# START OF Material shown
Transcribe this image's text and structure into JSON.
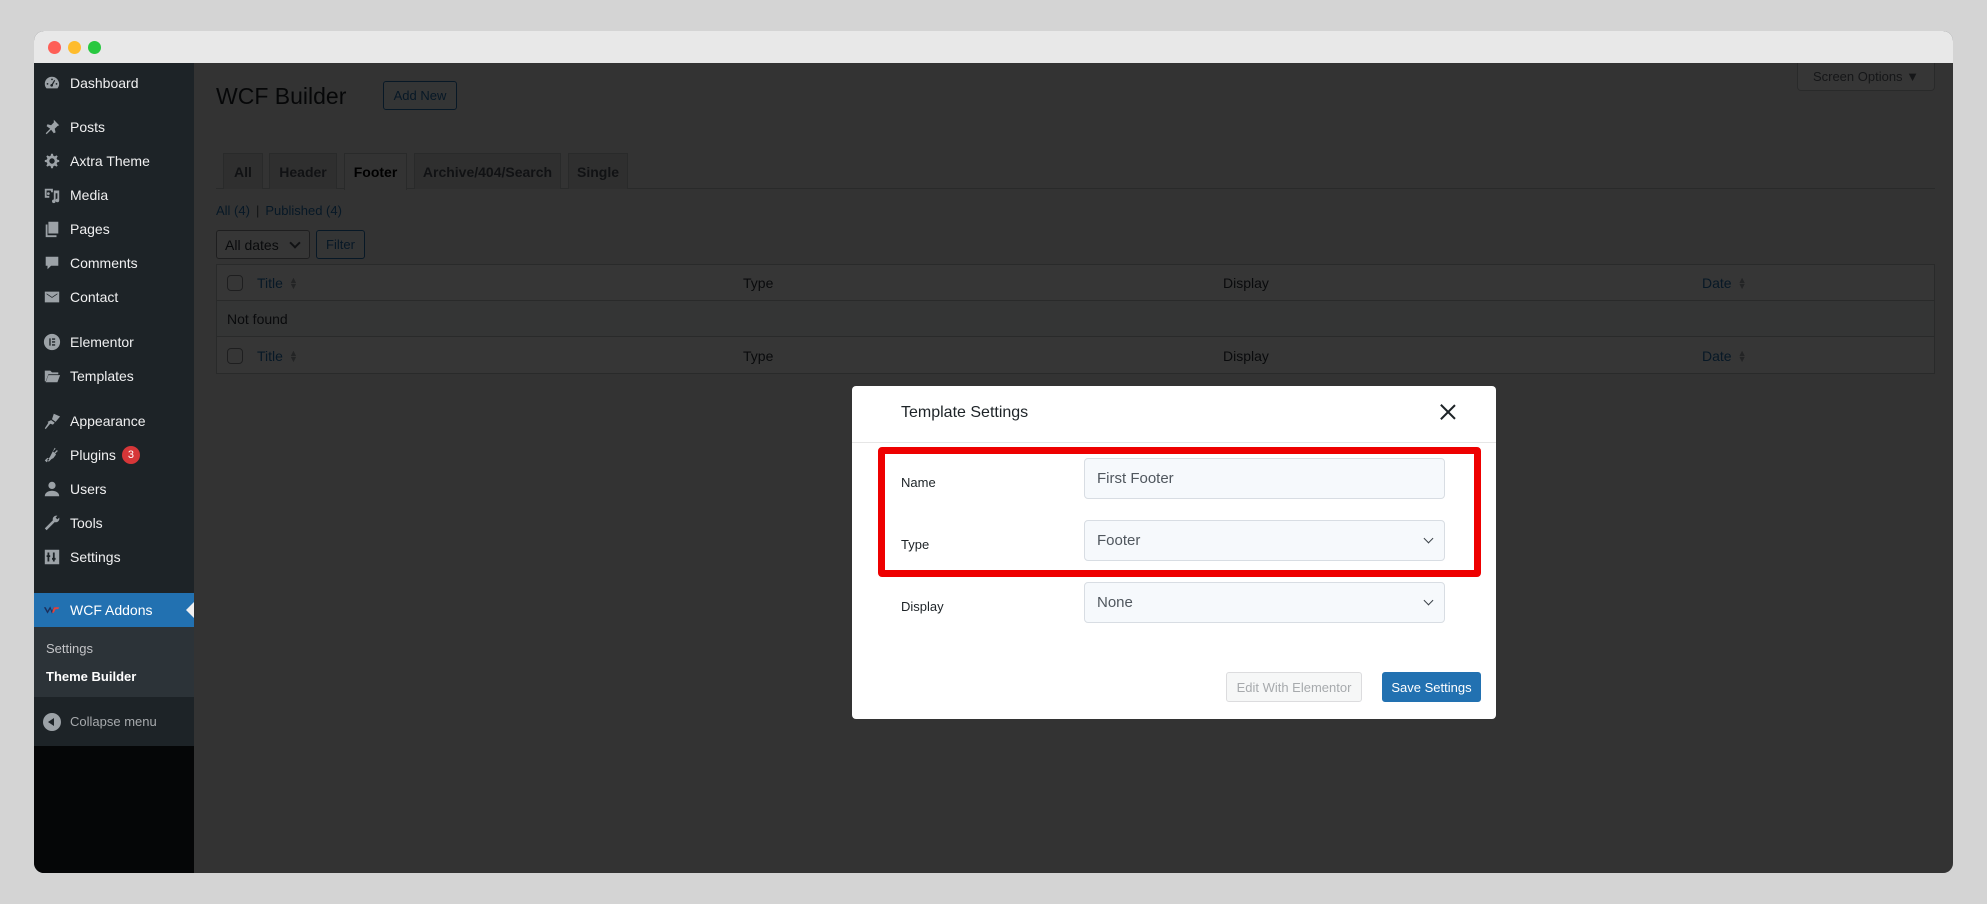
{
  "window": {
    "traffic_lights": [
      "close",
      "minimize",
      "zoom"
    ]
  },
  "sidebar": {
    "items": [
      {
        "label": "Dashboard",
        "icon": "dashboard-icon"
      },
      {
        "label": "Posts",
        "icon": "pin-icon"
      },
      {
        "label": "Axtra Theme",
        "icon": "gear-icon"
      },
      {
        "label": "Media",
        "icon": "media-icon"
      },
      {
        "label": "Pages",
        "icon": "pages-icon"
      },
      {
        "label": "Comments",
        "icon": "comment-icon"
      },
      {
        "label": "Contact",
        "icon": "mail-icon"
      },
      {
        "label": "Elementor",
        "icon": "elementor-icon"
      },
      {
        "label": "Templates",
        "icon": "folder-icon"
      },
      {
        "label": "Appearance",
        "icon": "brush-icon"
      },
      {
        "label": "Plugins",
        "icon": "plug-icon",
        "badge": "3"
      },
      {
        "label": "Users",
        "icon": "user-icon"
      },
      {
        "label": "Tools",
        "icon": "wrench-icon"
      },
      {
        "label": "Settings",
        "icon": "sliders-icon"
      },
      {
        "label": "WCF Addons",
        "icon": "wcf-logo-icon",
        "active": true
      }
    ],
    "submenu": [
      {
        "label": "Settings"
      },
      {
        "label": "Theme Builder",
        "current": true
      }
    ],
    "collapse_label": "Collapse menu"
  },
  "main": {
    "title": "WCF Builder",
    "add_new_label": "Add New",
    "screen_options_label": "Screen Options ▼",
    "tabs": [
      {
        "label": "All"
      },
      {
        "label": "Header"
      },
      {
        "label": "Footer",
        "active": true
      },
      {
        "label": "Archive/404/Search"
      },
      {
        "label": "Single"
      }
    ],
    "status_links": {
      "all": "All (4)",
      "separator": "|",
      "published": "Published (4)"
    },
    "date_filter": {
      "selected": "All dates"
    },
    "filter_label": "Filter",
    "table": {
      "columns": [
        "Title",
        "Type",
        "Display",
        "Date"
      ],
      "empty_message": "Not found"
    }
  },
  "modal": {
    "title": "Template Settings",
    "fields": {
      "name": {
        "label": "Name",
        "value": "First Footer"
      },
      "type": {
        "label": "Type",
        "value": "Footer"
      },
      "display": {
        "label": "Display",
        "value": "None"
      }
    },
    "edit_button_label": "Edit With Elementor",
    "save_button_label": "Save Settings"
  },
  "colors": {
    "accent": "#2271b1",
    "highlight": "#ee0000",
    "badge": "#d63638",
    "sidebar_bg": "#1d2327"
  }
}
# END OF Material shown
Task goal. Single out each line of the records above with the string "Builder" in it, and copy it.

The completed task.
        "label": "Theme Builder",
    "title": "WCF Builder",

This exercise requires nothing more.